*PROMPT*:
Note each line that includes the word "xlabel". Copy those lines.

*RECORDED DATA*:
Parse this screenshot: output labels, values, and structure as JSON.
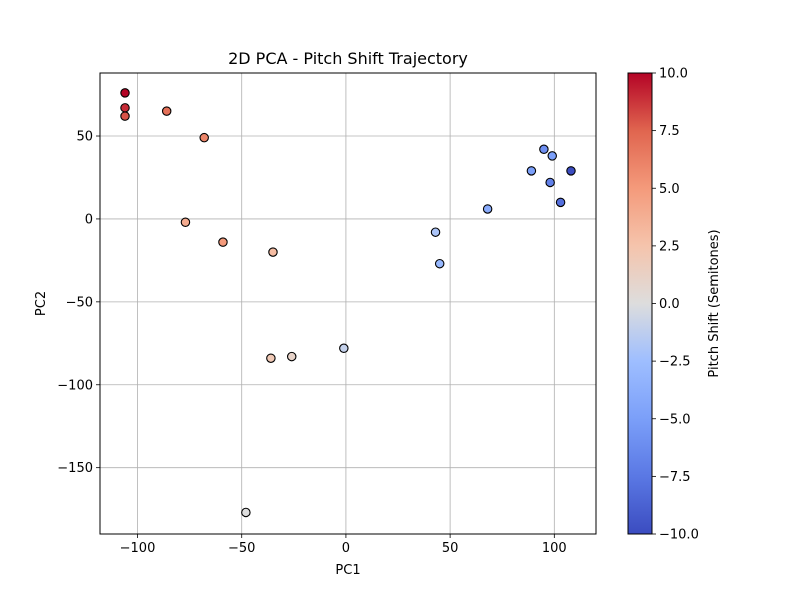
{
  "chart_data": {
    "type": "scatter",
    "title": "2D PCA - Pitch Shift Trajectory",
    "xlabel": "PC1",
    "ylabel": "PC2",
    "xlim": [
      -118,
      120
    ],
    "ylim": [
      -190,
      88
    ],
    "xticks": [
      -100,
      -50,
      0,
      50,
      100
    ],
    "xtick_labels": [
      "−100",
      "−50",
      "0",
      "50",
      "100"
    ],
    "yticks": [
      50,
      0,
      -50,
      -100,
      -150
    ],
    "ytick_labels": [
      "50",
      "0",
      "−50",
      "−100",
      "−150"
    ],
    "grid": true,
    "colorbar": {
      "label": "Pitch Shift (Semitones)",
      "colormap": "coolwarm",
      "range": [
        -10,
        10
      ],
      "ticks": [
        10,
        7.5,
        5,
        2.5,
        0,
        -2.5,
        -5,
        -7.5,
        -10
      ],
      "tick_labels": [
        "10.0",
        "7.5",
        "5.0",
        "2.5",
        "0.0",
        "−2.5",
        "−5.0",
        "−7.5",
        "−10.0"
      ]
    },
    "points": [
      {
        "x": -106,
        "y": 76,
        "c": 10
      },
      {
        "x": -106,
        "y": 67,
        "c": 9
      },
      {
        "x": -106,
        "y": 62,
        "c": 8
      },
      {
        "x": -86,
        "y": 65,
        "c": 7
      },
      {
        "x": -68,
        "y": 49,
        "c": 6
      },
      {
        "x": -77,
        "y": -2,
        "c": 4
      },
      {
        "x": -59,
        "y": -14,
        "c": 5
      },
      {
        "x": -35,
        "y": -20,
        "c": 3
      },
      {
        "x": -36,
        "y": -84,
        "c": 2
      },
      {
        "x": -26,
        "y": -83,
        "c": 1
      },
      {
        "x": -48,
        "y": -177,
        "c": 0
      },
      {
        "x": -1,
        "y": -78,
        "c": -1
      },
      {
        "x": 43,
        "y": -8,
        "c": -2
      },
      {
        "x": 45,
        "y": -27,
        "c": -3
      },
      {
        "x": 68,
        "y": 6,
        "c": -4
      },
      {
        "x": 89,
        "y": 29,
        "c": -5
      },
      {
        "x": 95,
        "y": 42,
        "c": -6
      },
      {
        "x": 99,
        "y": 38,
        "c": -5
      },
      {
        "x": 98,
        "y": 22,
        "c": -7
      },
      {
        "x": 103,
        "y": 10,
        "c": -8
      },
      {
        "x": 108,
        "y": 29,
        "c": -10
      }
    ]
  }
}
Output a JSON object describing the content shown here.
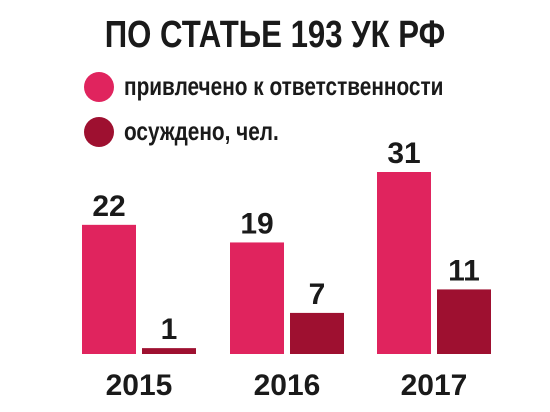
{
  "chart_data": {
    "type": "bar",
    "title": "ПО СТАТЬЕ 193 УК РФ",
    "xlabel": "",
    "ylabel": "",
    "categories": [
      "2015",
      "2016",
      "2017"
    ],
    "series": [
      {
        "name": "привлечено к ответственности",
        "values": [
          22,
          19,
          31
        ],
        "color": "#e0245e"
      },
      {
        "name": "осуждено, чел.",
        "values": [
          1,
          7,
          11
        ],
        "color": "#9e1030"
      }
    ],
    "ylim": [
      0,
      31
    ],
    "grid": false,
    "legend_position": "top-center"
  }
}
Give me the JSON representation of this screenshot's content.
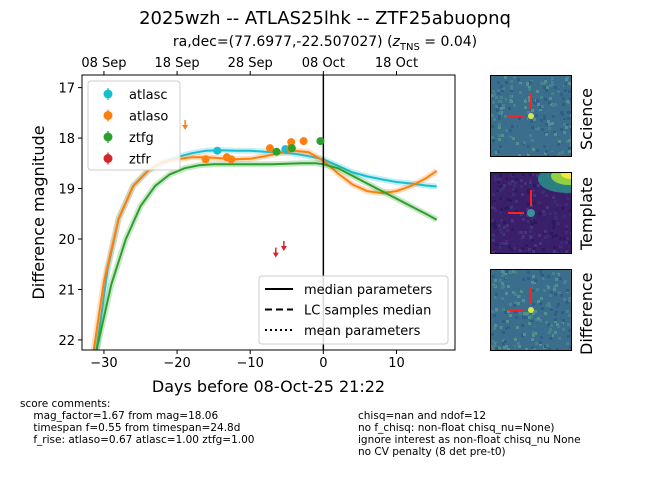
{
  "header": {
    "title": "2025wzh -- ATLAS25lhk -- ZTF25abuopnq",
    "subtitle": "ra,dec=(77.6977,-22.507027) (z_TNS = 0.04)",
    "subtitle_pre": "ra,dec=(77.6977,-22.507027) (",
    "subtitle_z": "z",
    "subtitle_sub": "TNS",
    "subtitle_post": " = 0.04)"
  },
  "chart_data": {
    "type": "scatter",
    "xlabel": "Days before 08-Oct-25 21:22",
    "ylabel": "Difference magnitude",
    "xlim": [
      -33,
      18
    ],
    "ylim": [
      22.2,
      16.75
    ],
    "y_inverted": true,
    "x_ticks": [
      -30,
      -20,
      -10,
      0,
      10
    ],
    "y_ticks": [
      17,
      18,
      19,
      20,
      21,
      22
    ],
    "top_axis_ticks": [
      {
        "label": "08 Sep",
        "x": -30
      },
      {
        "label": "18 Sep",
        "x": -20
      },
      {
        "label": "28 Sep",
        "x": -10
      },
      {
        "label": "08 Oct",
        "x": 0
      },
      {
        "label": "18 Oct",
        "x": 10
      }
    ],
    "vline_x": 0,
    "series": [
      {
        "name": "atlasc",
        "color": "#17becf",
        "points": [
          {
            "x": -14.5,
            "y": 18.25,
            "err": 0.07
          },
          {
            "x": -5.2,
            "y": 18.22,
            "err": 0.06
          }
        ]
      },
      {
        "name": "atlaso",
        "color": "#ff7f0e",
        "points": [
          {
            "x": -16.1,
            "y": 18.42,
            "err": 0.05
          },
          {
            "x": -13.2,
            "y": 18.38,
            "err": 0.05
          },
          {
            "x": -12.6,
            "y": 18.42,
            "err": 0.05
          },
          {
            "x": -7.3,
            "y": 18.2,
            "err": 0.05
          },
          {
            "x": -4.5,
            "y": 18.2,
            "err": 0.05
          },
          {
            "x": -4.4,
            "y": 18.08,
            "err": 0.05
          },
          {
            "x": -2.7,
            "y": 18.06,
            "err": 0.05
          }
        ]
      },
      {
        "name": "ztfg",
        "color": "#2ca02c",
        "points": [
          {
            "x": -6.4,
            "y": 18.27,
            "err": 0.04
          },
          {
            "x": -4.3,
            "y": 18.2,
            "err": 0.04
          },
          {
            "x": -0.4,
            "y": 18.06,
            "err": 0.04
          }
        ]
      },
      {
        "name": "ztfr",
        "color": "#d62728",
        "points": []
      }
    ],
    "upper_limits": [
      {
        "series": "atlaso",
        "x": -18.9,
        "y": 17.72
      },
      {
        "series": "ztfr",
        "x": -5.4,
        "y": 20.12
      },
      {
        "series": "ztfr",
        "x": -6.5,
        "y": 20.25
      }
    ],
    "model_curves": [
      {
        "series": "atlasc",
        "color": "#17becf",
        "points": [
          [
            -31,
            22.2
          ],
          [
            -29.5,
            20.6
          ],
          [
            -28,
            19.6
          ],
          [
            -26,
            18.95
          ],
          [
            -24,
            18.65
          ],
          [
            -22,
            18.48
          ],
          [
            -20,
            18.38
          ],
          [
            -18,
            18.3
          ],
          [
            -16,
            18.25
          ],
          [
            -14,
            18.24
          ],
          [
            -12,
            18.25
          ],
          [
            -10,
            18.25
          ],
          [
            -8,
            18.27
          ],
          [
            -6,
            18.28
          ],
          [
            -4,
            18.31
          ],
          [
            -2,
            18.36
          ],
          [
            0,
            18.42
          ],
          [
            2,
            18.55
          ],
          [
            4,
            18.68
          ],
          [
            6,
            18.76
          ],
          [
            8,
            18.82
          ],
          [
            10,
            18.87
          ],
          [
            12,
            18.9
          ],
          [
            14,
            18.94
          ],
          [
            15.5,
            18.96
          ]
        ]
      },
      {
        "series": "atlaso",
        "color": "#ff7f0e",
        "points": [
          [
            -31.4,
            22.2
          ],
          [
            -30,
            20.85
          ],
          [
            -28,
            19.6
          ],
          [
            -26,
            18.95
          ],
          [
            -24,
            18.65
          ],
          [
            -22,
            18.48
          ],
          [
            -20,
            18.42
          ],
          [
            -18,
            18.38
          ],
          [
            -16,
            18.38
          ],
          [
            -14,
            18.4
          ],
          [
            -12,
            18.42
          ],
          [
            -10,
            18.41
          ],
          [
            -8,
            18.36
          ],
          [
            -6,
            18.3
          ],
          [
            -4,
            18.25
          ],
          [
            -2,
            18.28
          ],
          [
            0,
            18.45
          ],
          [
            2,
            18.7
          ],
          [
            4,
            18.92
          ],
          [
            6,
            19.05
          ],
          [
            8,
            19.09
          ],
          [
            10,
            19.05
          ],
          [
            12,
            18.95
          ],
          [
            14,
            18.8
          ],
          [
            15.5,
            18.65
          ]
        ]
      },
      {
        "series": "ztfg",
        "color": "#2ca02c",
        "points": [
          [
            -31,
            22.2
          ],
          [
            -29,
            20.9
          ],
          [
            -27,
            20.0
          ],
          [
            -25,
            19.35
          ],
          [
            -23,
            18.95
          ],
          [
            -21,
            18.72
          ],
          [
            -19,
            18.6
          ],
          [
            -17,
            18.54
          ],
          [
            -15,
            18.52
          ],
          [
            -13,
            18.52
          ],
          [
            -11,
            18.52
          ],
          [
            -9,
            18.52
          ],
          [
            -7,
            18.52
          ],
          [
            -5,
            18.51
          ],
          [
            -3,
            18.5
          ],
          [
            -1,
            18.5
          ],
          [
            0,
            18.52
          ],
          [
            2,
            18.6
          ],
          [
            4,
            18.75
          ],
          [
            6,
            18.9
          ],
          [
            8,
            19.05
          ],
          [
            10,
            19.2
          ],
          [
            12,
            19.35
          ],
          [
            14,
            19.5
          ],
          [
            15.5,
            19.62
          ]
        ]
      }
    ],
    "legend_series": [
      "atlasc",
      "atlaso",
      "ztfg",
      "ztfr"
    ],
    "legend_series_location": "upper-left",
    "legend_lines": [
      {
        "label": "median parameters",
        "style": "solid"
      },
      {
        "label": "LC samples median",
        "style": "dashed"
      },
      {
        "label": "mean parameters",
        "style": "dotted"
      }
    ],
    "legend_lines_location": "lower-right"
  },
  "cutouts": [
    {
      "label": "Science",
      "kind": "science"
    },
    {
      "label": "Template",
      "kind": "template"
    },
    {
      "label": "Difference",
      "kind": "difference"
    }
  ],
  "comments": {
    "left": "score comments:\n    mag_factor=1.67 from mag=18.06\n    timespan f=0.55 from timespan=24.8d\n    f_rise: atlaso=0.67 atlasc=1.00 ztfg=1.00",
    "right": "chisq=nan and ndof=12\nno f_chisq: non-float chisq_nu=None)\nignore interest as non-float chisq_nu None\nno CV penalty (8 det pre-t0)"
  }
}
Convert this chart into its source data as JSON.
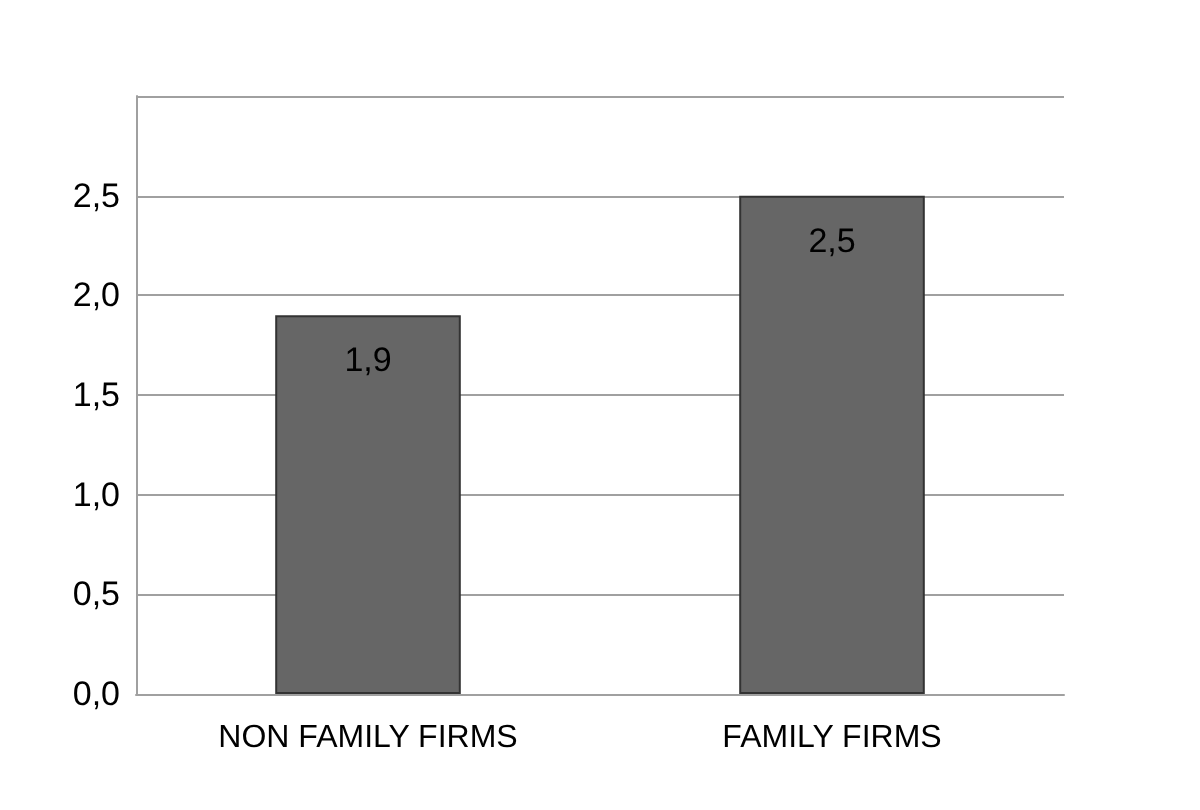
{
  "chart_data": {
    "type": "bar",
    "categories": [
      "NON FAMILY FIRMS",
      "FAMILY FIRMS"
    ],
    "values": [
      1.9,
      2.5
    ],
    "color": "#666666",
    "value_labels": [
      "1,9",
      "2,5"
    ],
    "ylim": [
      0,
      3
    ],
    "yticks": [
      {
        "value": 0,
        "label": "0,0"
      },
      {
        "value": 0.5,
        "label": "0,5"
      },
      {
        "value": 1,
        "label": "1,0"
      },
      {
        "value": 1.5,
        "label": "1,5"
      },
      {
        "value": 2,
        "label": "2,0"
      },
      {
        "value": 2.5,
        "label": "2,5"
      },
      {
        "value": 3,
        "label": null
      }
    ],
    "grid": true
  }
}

*THE SOLUTION*:
    "xlabel": "PC1",
    "xlabel": "",
    "xlabel": "Days before 08-Oct-25 21:22",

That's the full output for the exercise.